Kıbrıs müzakerelerinde , 2004’ de gelinceye kadar , toprak , müzakere masasına , Türk tarafınca getirilmedi .
Karşı tarafın da , getirmesine hep karşı çıktı .
Türk tarafının müzakerelerle ilgili olarak , toprak , en son görüşülecek mesele olarak , diğer meselelerden ayrı olarak bekletildi .
Ecevit’in , üçlü koalisyon hükümeti döneminde , AİHM‘nin Leizudu hakkında aldığı kararı , o hükümet kabul etmedi .
Sorun çözülmeden , hiçbir mahkeme kararını tanımayacağını , ilan etti .
Rum ve Yunan tarafı , Kıbrıs siyasi sorununun bir parçası olan Toprağı , siyasi masadan koparıp , hukuk yolu ile çözme girişimine de o hükümet karşı çıkmıştı .
Rahmetli Denktaş , hiçbir zaman , tüm sorunlar çözülmeden , toprağı , görüşme masasına , resmi olarak getirmemişti .
Kıbrıs meselesinin , en önemli konularından biri , topraktır .
Genel görüş , toprak da bir bütün olarak , müzakere masasında çözüme kavuşturulmalı idi .
Bu görüş , Türk tarafınca , ortak bir görüştü .
Annan Planı ile , bu görüşten , Türk tarafı olarak çark edildi .
Ecevit Hükümetinin , kabul etmediği Leizudu davasını , ondan sonra gelen hükümet , Annan Planı aldatmacası ile kabul ederek . Kıbrıs sorununun esas konusunu teşkil eden toprak , siyasilikten çıkarılıp , Avrupanın adillll… mahkemelerine havale edilerek . Toprak , görüşme masasında , Rum’un isteği doğrultusunda , arınmış oldu .

+++

# Görev tanımı:
Kıbrıs müzakerelerindeki toprak meselesini anlatan metni lütfen son cümlesinden sonra sürdürün. Öğelerin bu metinle hiçbir ilgisi yoktur.

# Çıkarılan bilgiler:
+++

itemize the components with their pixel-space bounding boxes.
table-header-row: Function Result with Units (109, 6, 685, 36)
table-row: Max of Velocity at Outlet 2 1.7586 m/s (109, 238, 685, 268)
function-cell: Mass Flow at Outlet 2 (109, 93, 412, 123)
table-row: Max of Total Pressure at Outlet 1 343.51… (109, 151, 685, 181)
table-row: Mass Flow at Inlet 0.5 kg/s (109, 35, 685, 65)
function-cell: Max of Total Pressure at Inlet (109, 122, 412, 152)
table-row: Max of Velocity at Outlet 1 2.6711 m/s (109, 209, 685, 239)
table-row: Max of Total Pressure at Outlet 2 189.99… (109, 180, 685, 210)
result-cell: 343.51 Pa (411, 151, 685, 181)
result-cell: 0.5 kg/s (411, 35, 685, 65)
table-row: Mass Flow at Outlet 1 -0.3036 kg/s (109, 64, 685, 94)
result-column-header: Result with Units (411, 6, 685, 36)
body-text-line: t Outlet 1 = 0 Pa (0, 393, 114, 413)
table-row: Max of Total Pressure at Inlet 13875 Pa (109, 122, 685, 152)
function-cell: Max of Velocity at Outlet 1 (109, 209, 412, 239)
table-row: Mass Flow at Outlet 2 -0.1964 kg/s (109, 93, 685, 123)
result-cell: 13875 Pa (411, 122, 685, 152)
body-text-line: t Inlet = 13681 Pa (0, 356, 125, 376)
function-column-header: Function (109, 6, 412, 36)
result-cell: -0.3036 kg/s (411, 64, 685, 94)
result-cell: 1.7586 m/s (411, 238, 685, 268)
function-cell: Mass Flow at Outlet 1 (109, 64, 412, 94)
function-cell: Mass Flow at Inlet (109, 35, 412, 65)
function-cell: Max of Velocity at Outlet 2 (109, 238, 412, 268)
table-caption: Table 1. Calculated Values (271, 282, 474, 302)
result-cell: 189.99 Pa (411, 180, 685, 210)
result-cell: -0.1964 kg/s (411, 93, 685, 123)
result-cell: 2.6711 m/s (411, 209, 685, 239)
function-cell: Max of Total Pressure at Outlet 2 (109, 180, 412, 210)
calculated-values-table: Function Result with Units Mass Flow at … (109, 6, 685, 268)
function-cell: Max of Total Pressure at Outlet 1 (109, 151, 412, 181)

+++

# Doğru cevap:
Rahmetli Ecevit’in , AİHM’nin kararlarını , siyasi bir çözüm olmadan kabul edilmeyeceği doğrultusundaki kararının da haklılığı ortaya çıkmış olmuyor mu ?
Annan Planının , karşı tarafça kabul edilmemesine karşın , Avrupa mahkeme kararları , tıkır tıkır işlemeye devam etmektedir .
Leizudu kararı ile , çoraptaki ilmek çözülmeye başlamıştır .
Dış politika , iç politikaya benzemez .
Dış politikada , atılan yanlış bir adımda , gözünün yaşına bakan olmaz .
Masaya oturmak için , egemenliğin tanınması , şart olarak ileri sürülmekte .
Egemen olmayan hiçbir ulus ve halk , dünya üzerinde duramaz .
Tabii , ileri bir savunma gücü ile birlikte , bu ancak mümkün olur .
Toprağın halli için , Avrupa’nın bastırdığı ve kabul ettirdiği , Taşınmaz Mal Komisyonu , oluşturulan ve toprağın halline giden bir kuruluş .
AİHM , Komisyonun , etkin iç hukuk yolu olduğunu da belirtmiştir .
Yani , bir tür mahkeme gibi , karar verecek .
Buna , kim karar verdi ?
AİHM .
Hani , KKTC’nin egemenliği ve yargı bağımsızlığı ?
Söz konusu Komisyonun , tüm toprak sorununu çözeceğini umut etmek ve beklemek , safdillikle eş anlamlı değil de nedir ?
Dış politika , saniyede değil , salisede değişiklik gösterir .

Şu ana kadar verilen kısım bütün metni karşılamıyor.